-- Start Data extract --

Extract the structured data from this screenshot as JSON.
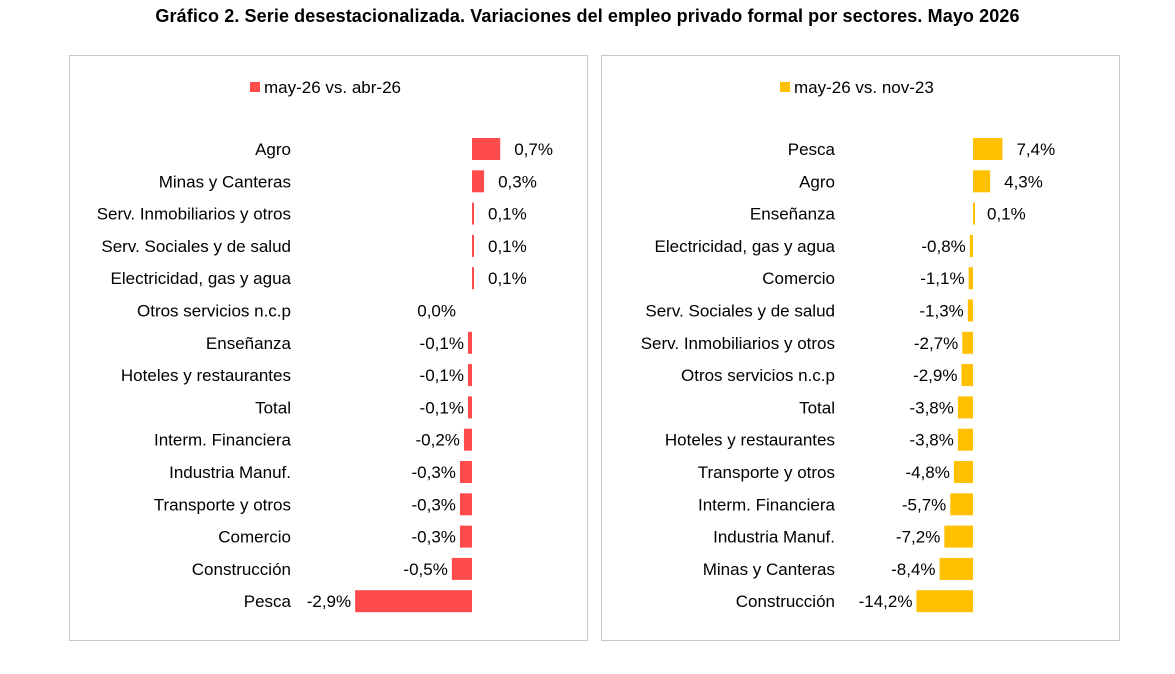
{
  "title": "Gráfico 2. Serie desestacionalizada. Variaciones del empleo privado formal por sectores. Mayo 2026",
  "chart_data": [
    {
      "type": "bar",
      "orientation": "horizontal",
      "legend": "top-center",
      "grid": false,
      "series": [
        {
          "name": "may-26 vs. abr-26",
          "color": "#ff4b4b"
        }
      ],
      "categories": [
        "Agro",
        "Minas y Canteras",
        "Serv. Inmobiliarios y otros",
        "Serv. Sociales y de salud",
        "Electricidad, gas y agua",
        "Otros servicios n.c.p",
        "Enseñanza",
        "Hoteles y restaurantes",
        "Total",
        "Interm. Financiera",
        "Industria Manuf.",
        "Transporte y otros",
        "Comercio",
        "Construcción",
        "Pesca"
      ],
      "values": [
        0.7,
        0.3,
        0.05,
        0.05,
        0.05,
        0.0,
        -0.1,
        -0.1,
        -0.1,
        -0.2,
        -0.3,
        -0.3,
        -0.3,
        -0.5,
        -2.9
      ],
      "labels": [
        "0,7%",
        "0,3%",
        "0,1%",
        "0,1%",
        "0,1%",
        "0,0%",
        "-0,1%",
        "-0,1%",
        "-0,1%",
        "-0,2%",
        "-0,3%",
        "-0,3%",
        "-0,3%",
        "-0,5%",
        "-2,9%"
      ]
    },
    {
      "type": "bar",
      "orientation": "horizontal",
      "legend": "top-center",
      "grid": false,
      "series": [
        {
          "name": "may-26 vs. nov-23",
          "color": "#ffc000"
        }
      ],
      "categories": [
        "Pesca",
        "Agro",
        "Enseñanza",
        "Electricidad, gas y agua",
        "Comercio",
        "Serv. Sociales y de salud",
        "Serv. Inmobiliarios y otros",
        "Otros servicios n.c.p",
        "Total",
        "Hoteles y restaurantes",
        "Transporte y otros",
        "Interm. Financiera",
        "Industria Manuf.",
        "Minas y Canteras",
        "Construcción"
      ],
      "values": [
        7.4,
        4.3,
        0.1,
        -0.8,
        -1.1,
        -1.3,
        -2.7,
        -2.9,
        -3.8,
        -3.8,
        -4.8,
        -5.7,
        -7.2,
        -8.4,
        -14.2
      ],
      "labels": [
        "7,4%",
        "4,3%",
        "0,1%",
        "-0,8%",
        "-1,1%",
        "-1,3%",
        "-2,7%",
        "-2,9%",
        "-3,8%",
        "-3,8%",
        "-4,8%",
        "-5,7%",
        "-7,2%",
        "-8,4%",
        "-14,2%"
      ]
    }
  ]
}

-- End Data extract --

Leave every image out, and retype the material exactly.

Extract the structured data from this screenshot as JSON.
{
  "title": "Gráfico 2. Serie desestacionalizada. Variaciones del empleo privado formal por sectores. Mayo 2026",
  "chart_data": [
    {
      "type": "bar",
      "orientation": "horizontal",
      "legend": "top-center",
      "grid": false,
      "series": [
        {
          "name": "may-26 vs. abr-26",
          "color": "#ff4b4b"
        }
      ],
      "categories": [
        "Agro",
        "Minas y Canteras",
        "Serv. Inmobiliarios y otros",
        "Serv. Sociales y de salud",
        "Electricidad, gas y agua",
        "Otros servicios n.c.p",
        "Enseñanza",
        "Hoteles y restaurantes",
        "Total",
        "Interm. Financiera",
        "Industria Manuf.",
        "Transporte y otros",
        "Comercio",
        "Construcción",
        "Pesca"
      ],
      "values": [
        0.7,
        0.3,
        0.05,
        0.05,
        0.05,
        0.0,
        -0.1,
        -0.1,
        -0.1,
        -0.2,
        -0.3,
        -0.3,
        -0.3,
        -0.5,
        -2.9
      ],
      "labels": [
        "0,7%",
        "0,3%",
        "0,1%",
        "0,1%",
        "0,1%",
        "0,0%",
        "-0,1%",
        "-0,1%",
        "-0,1%",
        "-0,2%",
        "-0,3%",
        "-0,3%",
        "-0,3%",
        "-0,5%",
        "-2,9%"
      ]
    },
    {
      "type": "bar",
      "orientation": "horizontal",
      "legend": "top-center",
      "grid": false,
      "series": [
        {
          "name": "may-26 vs. nov-23",
          "color": "#ffc000"
        }
      ],
      "categories": [
        "Pesca",
        "Agro",
        "Enseñanza",
        "Electricidad, gas y agua",
        "Comercio",
        "Serv. Sociales y de salud",
        "Serv. Inmobiliarios y otros",
        "Otros servicios n.c.p",
        "Total",
        "Hoteles y restaurantes",
        "Transporte y otros",
        "Interm. Financiera",
        "Industria Manuf.",
        "Minas y Canteras",
        "Construcción"
      ],
      "values": [
        7.4,
        4.3,
        0.1,
        -0.8,
        -1.1,
        -1.3,
        -2.7,
        -2.9,
        -3.8,
        -3.8,
        -4.8,
        -5.7,
        -7.2,
        -8.4,
        -14.2
      ],
      "labels": [
        "7,4%",
        "4,3%",
        "0,1%",
        "-0,8%",
        "-1,1%",
        "-1,3%",
        "-2,7%",
        "-2,9%",
        "-3,8%",
        "-3,8%",
        "-4,8%",
        "-5,7%",
        "-7,2%",
        "-8,4%",
        "-14,2%"
      ]
    }
  ]
}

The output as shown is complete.